• **PROBLEM REQUIREMENTS**
Work through the entries below and report how many lines include "下列有关叙述正确的是". The number alone is the answer.
[[ INFORMATION SHOWN open ]]
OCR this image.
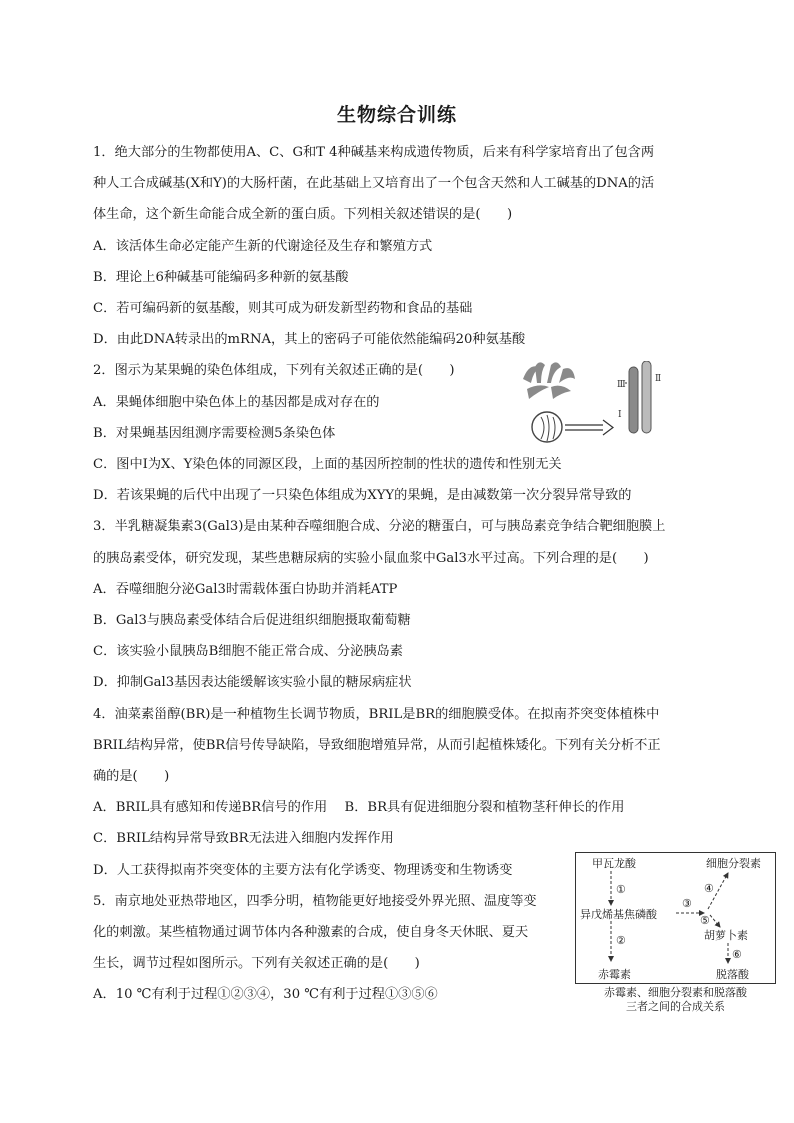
生物综合训练
1．绝大部分的生物都使用A、C、G和T 4种碱基来构成遗传物质，后来有科学家培育出了包含两
种人工合成碱基(X和Y)的大肠杆菌，在此基础上又培育出了一个包含天然和人工碱基的DNA的活
体生命，这个新生命能合成全新的蛋白质。下列相关叙述错误的是(　　)
A．该活体生命必定能产生新的代谢途径及生存和繁殖方式
B．理论上6种碱基可能编码多种新的氨基酸
C．若可编码新的氨基酸，则其可成为研发新型药物和食品的基础
D．由此DNA转录出的mRNA，其上的密码子可能依然能编码20种氨基酸
2．图示为某果蝇的染色体组成，下列有关叙述正确的是(　　)
A．果蝇体细胞中染色体上的基因都是成对存在的
B．对果蝇基因组测序需要检测5条染色体
C．图中Ⅰ为X、Y染色体的同源区段，上面的基因所控制的性状的遗传和性别无关
D．若该果蝇的后代中出现了一只染色体组成为XYY的果蝇，是由减数第一次分裂异常导致的
3．半乳糖凝集素3(Gal3)是由某种吞噬细胞合成、分泌的糖蛋白，可与胰岛素竞争结合靶细胞膜上
的胰岛素受体，研究发现，某些患糖尿病的实验小鼠血浆中Gal3水平过高。下列合理的是(　　)
A．吞噬细胞分泌Gal3时需载体蛋白协助并消耗ATP
B．Gal3与胰岛素受体结合后促进组织细胞摄取葡萄糖
C．该实验小鼠胰岛B细胞不能正常合成、分泌胰岛素
D．抑制Gal3基因表达能缓解该实验小鼠的糖尿病症状
4．油菜素甾醇(BR)是一种植物生长调节物质，BRIL是BR的细胞膜受体。在拟南芥突变体植株中
BRIL结构异常，使BR信号传导缺陷，导致细胞增殖异常，从而引起植株矮化。下列有关分析不正
确的是(　　)
A．BRIL具有感知和传递BR信号的作用　 B．BR具有促进细胞分裂和植物茎秆伸长的作用
C．BRIL结构异常导致BR无法进入细胞内发挥作用
D．人工获得拟南芥突变体的主要方法有化学诱变、物理诱变和生物诱变
5．南京地处亚热带地区，四季分明，植物能更好地接受外界光照、温度等变
化的刺激。某些植物通过调节体内各种激素的合成，使自身冬天休眠、夏天
生长，调节过程如图所示。下列有关叙述正确的是(　　)
A．10 ℃有利于过程①②③④，30 ℃有利于过程①③⑤⑥
Ⅲ
Ⅰ
Ⅱ
甲瓦龙酸
异戊烯基焦磷酸
赤霉素
细胞分裂素
胡萝卜素
脱落酸
①
②
③
④
⑤
⑥
赤霉素、细胞分裂素和脱落酸
三者之间的合成关系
[[ INFORMATION SHOWN closed ]]
• **RESULT FOR THIS TASK**
2